## TEXTE EXTRAIT
Synopsis : Les sols de la planète sont LA clé pour inverser le réchauffement climatique. En effet, en les régénérant, nous pouvons totalement stabiliser le climat de la Terre, restaurer les écosystèmes perdus et créer des réserves alimentaires abondantes. De quelle manière la nourriture que vous mangez peut inverser le cours des choses, guérir votre corps et finalement sauver notre monde ?

Raconté par Woody HARRELSON, ce film inspirant et révolutionnaire révèle la première solution viable à notre crise climatique.

 

La solution est sous nos pieds ! On veut y croire …

Les documentaires consacrés au réchauffement climatique et à ses conséquences se suivent, se ressemblent souvent mais … pas toujours ! Mission régénération fait partie des documentaires qui sortent du lot, car, sans pour autant cacher la situation catastrophique dans laquelle se trouve notre planète (et encore, le film datant de 2020, il ne pouvait pas prendre en compte les évènements météorologiques particulièrement inquiétants de l’année 2022 !), il s’avère d’un grand optimisme en proposant un ensemble de solutions qui, prises en compte sérieusement sur l’ensemble de la planète, devraient permettre de faire à nouveau de celle-ci un espace où il fait bon vivre. Pour Joshua Tickell et Rebecca Tickell, le réalisateur et la réalisatrice du film, ainsi que pour les nombreux spécialistes de l’environnement qu’on entend s’exprimer, l’ensemble des solutions peut se résumer en une formule d’une grande simplicité : régénérons le sol qu’on a sous nos pieds. En effet, partout dans le monde, les sols ont commencé à être détériorés dès l’invention des moyens industriels de labour et cette détérioration s’est amplifiée avec l’agriculture industrielle mettant en œuvre un grand nombre de produits chimiques. Gardons en tête le cercle vicieux de l’agriculture industrielle : plus le sol est labouré, plus il s’affaiblit et plus les agriculteurs ont recours aux produits chimiques.

Un sol sain et des plantes saines ont la capacité d’absorber le CO2 alors que, au contraire, du CO2 est rejeté dans l’atmosphère lorsqu’on détruit le sol. Le film montre deux surfaces agricoles voisines : l’une, de type monoculture et traitée de façon industrielle, avec labours intensifs et produits chimiques, est manifestement en voie de désertification, l’autre traitée en mode agriculture régénératrice avec un minimum d’intervention mécanique, une diversification des cultures, la présence de plantes vivaces et d’arbres, l’utilisation de compost et l’intégration des animaux en pâturage, est indiscutablement en bonne santé. Un autre exemple particulièrement impressionnant que nous montre le film, c’est ce que la permaculture a permis d’obtenir sur 35 000 km2 du plateau de Loess (approximativement la surface de la Belgique), en Chine, entre 1994 en 2009, avec la vie qui est revenue sur un endroit qui était le plus érodé de la terre.

## OBJECTIF 1
Compte les lignes des enregistrements ci-dessous qui contiennent la chaîne « ticks ». Donne uniquement ce nombre.

## DONNÉES FOURNIES
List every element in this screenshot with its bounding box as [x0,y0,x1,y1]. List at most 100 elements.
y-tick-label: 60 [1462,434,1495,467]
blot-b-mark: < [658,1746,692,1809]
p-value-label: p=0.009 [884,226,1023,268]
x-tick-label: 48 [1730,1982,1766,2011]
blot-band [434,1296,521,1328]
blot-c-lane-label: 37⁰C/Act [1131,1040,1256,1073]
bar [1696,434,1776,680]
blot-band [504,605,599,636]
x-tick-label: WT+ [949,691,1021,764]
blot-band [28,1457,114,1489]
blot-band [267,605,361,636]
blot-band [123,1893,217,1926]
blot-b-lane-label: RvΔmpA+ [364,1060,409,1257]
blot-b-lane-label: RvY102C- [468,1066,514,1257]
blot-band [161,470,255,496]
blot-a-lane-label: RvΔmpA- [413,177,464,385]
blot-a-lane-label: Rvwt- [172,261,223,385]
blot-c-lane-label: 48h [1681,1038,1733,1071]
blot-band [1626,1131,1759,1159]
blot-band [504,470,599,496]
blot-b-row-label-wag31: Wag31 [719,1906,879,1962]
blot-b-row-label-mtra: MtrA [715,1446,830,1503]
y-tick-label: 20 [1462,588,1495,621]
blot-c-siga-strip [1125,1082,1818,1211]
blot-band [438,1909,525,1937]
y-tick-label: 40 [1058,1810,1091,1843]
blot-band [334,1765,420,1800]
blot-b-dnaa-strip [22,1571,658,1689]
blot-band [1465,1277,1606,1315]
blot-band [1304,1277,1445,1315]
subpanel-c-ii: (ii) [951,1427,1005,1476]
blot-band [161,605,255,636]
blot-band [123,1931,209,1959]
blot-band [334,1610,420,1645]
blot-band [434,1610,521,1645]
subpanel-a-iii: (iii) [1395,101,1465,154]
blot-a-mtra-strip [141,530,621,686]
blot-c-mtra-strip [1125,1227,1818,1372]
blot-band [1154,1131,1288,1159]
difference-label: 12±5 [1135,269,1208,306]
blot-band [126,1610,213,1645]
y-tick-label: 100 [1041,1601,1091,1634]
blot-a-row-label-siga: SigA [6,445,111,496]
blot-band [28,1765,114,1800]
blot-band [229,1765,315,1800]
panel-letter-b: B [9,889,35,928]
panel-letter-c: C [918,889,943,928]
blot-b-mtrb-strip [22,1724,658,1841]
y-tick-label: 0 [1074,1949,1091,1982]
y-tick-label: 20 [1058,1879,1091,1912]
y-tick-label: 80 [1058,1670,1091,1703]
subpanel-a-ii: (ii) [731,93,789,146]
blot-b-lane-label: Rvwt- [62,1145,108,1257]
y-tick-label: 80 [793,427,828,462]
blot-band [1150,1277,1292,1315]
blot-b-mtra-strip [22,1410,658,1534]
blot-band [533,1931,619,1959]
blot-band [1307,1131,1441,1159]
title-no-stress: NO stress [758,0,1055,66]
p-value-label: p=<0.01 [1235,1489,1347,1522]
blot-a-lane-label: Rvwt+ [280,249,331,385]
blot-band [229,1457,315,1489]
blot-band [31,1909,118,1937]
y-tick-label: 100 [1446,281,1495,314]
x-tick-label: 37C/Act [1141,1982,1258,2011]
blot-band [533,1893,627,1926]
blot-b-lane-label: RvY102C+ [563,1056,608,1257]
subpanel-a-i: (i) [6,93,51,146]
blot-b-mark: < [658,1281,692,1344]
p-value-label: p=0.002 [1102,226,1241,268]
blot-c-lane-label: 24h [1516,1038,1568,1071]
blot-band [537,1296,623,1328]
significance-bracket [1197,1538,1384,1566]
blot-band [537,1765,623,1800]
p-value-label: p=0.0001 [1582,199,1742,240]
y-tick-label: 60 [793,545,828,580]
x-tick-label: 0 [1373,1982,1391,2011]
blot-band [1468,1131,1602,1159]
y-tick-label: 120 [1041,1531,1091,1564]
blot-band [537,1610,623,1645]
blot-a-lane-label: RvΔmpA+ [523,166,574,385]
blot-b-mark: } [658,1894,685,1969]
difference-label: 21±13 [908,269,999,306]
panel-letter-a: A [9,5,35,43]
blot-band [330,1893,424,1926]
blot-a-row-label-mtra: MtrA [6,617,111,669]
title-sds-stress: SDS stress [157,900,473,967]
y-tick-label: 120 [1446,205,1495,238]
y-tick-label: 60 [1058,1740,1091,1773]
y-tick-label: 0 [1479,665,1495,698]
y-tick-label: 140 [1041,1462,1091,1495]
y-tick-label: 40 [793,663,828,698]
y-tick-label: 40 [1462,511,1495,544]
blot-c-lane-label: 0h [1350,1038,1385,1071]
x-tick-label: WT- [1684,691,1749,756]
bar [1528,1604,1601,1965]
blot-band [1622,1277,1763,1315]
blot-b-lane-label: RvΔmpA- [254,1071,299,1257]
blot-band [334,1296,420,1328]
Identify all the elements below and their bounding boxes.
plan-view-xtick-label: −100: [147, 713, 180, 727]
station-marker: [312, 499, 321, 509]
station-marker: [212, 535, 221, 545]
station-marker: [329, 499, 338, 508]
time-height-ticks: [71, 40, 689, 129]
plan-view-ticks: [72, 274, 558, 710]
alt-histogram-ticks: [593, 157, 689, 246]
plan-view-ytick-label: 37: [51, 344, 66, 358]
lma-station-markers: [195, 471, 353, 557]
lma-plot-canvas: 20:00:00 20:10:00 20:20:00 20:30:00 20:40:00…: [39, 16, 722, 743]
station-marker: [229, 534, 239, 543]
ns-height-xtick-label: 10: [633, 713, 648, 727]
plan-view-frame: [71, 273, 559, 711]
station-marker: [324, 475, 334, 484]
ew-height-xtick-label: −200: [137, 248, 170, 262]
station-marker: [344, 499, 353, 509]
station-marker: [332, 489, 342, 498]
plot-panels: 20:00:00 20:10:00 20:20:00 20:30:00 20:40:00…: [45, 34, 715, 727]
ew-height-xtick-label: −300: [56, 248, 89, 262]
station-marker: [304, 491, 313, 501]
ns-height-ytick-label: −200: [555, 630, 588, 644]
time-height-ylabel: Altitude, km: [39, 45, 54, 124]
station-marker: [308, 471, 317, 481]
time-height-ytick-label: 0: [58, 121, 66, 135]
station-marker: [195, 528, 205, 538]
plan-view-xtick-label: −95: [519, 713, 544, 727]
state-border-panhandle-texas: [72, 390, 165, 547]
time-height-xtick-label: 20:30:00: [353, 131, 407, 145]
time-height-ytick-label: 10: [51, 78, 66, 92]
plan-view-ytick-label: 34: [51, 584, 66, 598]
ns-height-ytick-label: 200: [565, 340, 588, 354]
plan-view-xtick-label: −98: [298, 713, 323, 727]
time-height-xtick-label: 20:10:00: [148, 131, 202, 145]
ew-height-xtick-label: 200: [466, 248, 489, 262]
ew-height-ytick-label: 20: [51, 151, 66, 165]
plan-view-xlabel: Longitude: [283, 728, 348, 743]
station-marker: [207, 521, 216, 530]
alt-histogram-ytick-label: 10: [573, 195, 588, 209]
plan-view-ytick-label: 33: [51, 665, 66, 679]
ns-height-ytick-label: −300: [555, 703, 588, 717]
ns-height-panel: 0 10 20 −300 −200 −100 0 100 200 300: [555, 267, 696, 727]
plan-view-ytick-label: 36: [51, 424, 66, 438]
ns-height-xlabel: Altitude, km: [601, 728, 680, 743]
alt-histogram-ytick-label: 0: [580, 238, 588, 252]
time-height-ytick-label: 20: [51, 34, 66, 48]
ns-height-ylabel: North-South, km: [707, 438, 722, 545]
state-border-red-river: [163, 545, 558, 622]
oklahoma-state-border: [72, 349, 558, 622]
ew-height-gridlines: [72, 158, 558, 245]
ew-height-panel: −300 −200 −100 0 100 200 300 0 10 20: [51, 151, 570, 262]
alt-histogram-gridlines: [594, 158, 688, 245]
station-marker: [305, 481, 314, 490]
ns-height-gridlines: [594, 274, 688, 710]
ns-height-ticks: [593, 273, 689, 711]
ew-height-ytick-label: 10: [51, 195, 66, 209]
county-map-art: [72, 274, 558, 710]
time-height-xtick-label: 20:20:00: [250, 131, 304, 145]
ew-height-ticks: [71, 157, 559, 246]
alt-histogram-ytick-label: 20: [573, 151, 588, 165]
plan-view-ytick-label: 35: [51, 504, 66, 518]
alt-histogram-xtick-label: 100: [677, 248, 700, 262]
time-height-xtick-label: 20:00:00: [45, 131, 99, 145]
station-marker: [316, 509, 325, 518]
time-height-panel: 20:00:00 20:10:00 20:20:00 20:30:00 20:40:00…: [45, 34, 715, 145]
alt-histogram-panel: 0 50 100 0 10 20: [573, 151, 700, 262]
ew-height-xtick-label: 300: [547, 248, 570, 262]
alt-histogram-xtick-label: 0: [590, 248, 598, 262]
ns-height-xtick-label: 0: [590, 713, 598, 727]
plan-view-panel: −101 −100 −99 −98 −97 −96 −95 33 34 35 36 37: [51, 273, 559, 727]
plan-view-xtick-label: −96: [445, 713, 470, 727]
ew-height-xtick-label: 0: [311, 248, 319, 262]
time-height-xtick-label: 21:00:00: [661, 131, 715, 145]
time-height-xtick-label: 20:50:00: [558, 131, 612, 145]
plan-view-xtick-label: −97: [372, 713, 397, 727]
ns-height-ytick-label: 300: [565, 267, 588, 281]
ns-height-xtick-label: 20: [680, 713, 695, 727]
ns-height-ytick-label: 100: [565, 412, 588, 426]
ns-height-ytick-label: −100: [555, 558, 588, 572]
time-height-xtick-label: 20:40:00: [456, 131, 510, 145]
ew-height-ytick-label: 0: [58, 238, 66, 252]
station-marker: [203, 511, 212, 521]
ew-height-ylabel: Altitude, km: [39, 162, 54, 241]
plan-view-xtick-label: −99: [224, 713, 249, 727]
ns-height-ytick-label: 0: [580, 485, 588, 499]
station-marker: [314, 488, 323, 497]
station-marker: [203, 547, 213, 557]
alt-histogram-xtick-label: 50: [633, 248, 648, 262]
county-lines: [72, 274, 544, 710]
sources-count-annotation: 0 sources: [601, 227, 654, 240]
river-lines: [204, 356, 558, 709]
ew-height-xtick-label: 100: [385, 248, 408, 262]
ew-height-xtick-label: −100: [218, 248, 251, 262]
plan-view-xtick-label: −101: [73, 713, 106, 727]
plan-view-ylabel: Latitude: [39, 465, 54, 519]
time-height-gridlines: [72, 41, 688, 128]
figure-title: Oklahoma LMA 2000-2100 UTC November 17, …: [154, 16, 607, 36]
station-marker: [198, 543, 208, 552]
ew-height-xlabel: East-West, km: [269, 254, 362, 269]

## OBJECTIF 2
Renvoie sans modification le passage du texte sur le documentaire Mission régénération qui commence par « Synopsis : Les » et se poursuit jusqu'à « notre crise climatique. » inclus.

## BONNE RÉPONSE 1
5

## BONNE RÉPONSE 2
Synopsis : Les sols de la planète sont LA clé pour inverser le réchauffement climatique. En effet, en les régénérant, nous pouvons totalement stabiliser le climat de la Terre, restaurer les écosystèmes perdus et créer des réserves alimentaires abondantes. De quelle manière la nourriture que vous mangez peut inverser le cours des choses, guérir votre corps et finalement sauver notre monde ?

Raconté par Woody HARRELSON, ce film inspirant et révolutionnaire révèle la première solution viable à notre crise climatique.